■ Required task
Pictures stay out; everything else in the records below is copied exactly.

■ Material provided
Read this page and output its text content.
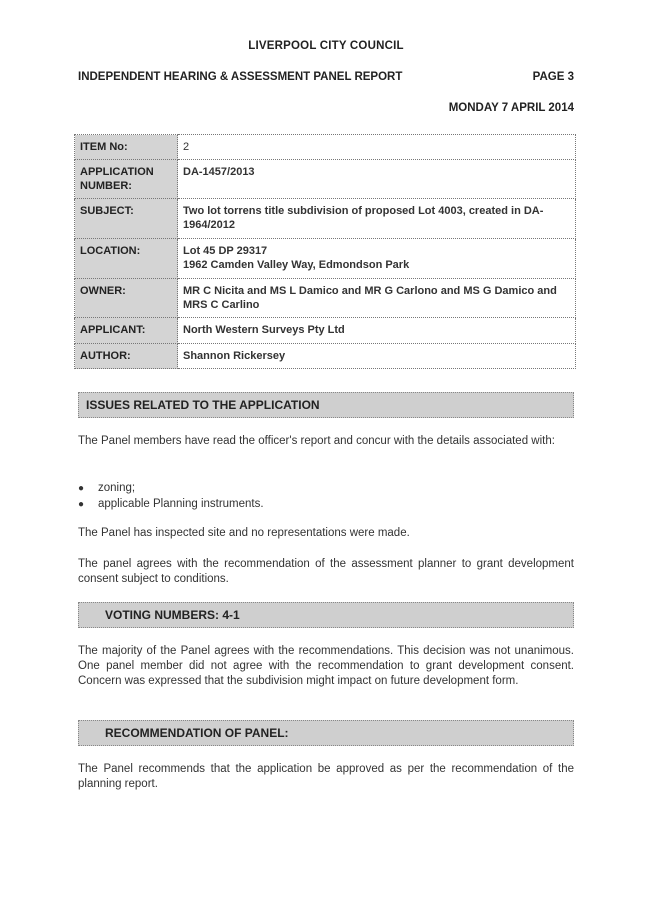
LIVERPOOL CITY COUNCIL
INDEPENDENT HEARING & ASSESSMENT PANEL REPORT	PAGE 3
MONDAY 7 APRIL 2014
ITEM No:	2
APPLICATION NUMBER:	DA-1457/2013
SUBJECT:	Two lot torrens title subdivision of proposed Lot 4003, created in DA-1964/2012
LOCATION:	Lot 45 DP 29317
1962 Camden Valley Way, Edmondson Park

OWNER:	MR C Nicita and MS L Damico and MR G Carlono and MS G Damico and MRS C Carlino
APPLICANT:	North Western Surveys Pty Ltd
AUTHOR:	Shannon Rickersey
ISSUES RELATED TO THE APPLICATION
The Panel members have read the officer's report and concur with the details associated with:
●	zoning;
●	applicable Planning instruments.
The Panel has inspected site and no representations were made.
The panel agrees with the recommendation of the assessment planner to grant development consent subject to conditions.
VOTING NUMBERS: 4-1
The majority of the Panel agrees with the recommendations. This decision was not unanimous. One panel member did not agree with the recommendation to grant development consent. Concern was expressed that the subdivision might impact on future development form.
RECOMMENDATION OF PANEL:
The Panel recommends that the application be approved as per the recommendation of the planning report.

■ Exercise response
Read this page and output its text content.
LIVERPOOL CITY COUNCIL
INDEPENDENT HEARING & ASSESSMENT PANEL REPORT	PAGE 3
MONDAY 7 APRIL 2014
ITEM No:	2
APPLICATION NUMBER:	DA-1457/2013
SUBJECT:	Two lot torrens title subdivision of proposed Lot 4003, created in DA-1964/2012
LOCATION:	Lot 45 DP 29317
1962 Camden Valley Way, Edmondson Park

OWNER:	MR C Nicita and MS L Damico and MR G Carlono and MS G Damico and MRS C Carlino
APPLICANT:	North Western Surveys Pty Ltd
AUTHOR:	Shannon Rickersey
ISSUES RELATED TO THE APPLICATION
The Panel members have read the officer's report and concur with the details associated with:
●	zoning;
●	applicable Planning instruments.
The Panel has inspected site and no representations were made.
The panel agrees with the recommendation of the assessment planner to grant development consent subject to conditions.
VOTING NUMBERS: 4-1
The majority of the Panel agrees with the recommendations. This decision was not unanimous. One panel member did not agree with the recommendation to grant development consent. Concern was expressed that the subdivision might impact on future development form.
RECOMMENDATION OF PANEL:
The Panel recommends that the application be approved as per the recommendation of the planning report.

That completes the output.